TEXTO EM ANÁLISE =
O governo federal anunciou nesta quinta-feira (12) um pacote de medidas para tentar conter a alta do diesel provocada pela escalada da guerra envolvendo Irã, Estados Unidos e Israel. A principal decisão foi zerar as alíquotas de PIS e Cofins sobre o combustível, além da criação de uma subvenção para produtores e importadores.
O anúncio foi feito no Palácio do Planalto pelo presidente Luiz Inácio Lula da Silva, acompanhado de ministros da área econômica e energética. Segundo o presidente, a medida busca impedir que os efeitos do conflito internacional cheguem ao bolso dos brasileiros.
“Estamos fazendo uma engenharia econômica para evitar que os efeitos da guerra cheguem ao povo brasileiro”, afirmou Lula.

SUAS TAREFAS =
(a) No texto sobre as medidas contra a alta do diesel, quais alíquotas o governo decidiu zerar?
(b) Reproduza o trecho do texto sobre a alta do diesel desde "O governo federal" até "bolso dos brasileiros.", inclusive.
(c) Continue o texto sobre as medidas contra a alta do diesel a partir do ponto em que ele termina.
As linhas formam um material à parte, separado do texto.

DADOS EM ANÁLISE =
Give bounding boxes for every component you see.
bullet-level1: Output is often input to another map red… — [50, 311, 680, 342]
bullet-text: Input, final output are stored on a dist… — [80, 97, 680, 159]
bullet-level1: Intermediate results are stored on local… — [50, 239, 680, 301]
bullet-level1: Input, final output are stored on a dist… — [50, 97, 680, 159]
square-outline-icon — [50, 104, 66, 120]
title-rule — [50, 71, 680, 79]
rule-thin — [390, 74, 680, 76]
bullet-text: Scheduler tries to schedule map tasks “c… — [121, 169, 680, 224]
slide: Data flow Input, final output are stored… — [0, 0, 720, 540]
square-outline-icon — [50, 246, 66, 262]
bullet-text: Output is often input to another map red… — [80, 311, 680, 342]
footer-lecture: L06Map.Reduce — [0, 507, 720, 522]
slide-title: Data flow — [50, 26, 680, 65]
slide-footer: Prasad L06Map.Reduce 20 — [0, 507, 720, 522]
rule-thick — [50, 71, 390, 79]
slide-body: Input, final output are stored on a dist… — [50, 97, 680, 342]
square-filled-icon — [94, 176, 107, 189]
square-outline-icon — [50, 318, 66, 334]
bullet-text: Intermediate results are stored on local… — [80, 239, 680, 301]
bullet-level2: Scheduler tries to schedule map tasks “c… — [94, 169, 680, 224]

RESPOSTAS ÀS TAREFAS =
(a) As alíquotas de PIS e Cofins sobre o diesel.

(b)
O governo federal anunciou nesta quinta-feira (12) um pacote de medidas para tentar conter a alta do diesel provocada pela escalada da guerra envolvendo Irã, Estados Unidos e Israel. A principal decisão foi zerar as alíquotas de PIS e Cofins sobre o combustível, além da criação de uma subvenção para produtores e importadores.
O anúncio foi feito no Palácio do Planalto pelo presidente Luiz Inácio Lula da Silva, acompanhado de ministros da área econômica e energética. Segundo o presidente, a medida busca impedir que os efeitos do conflito internacional cheguem ao bolso dos brasileiros.

(c)
Participaram do anúncio os ministros Rui Costa (Casa Civil), Wellington César Lima e Silva (Justiça), Fernando Haddad (Fazenda) e Alexandre Silveira (Minas e Energia).
De acordo com Haddad, a redução dos tributos será acompanhada de uma medida provisória que prevê o pagamento de subvenção de R$ 0,32 por litro para produtores e importadores de diesel. A expectativa do governo é que esse valor seja repassado ao consumidor final.
Somada à redução de PIS e Cofins, a estimativa é de que o impacto total gere um alívio de cerca de R$ 0,64 por litro no preço do diesel nas bombas.
O ministro da Fazenda destacou ainda que as medidas não interferem na política de preços da Petrobras.
“As medidas tomadas aqui não afetam em absolutamente nada e são independentes da política de preços da Petrobras, que seguem seu ritmo de previsibilidade e sustentação da companhia em bases absolutamente sólidas”, disse Haddad.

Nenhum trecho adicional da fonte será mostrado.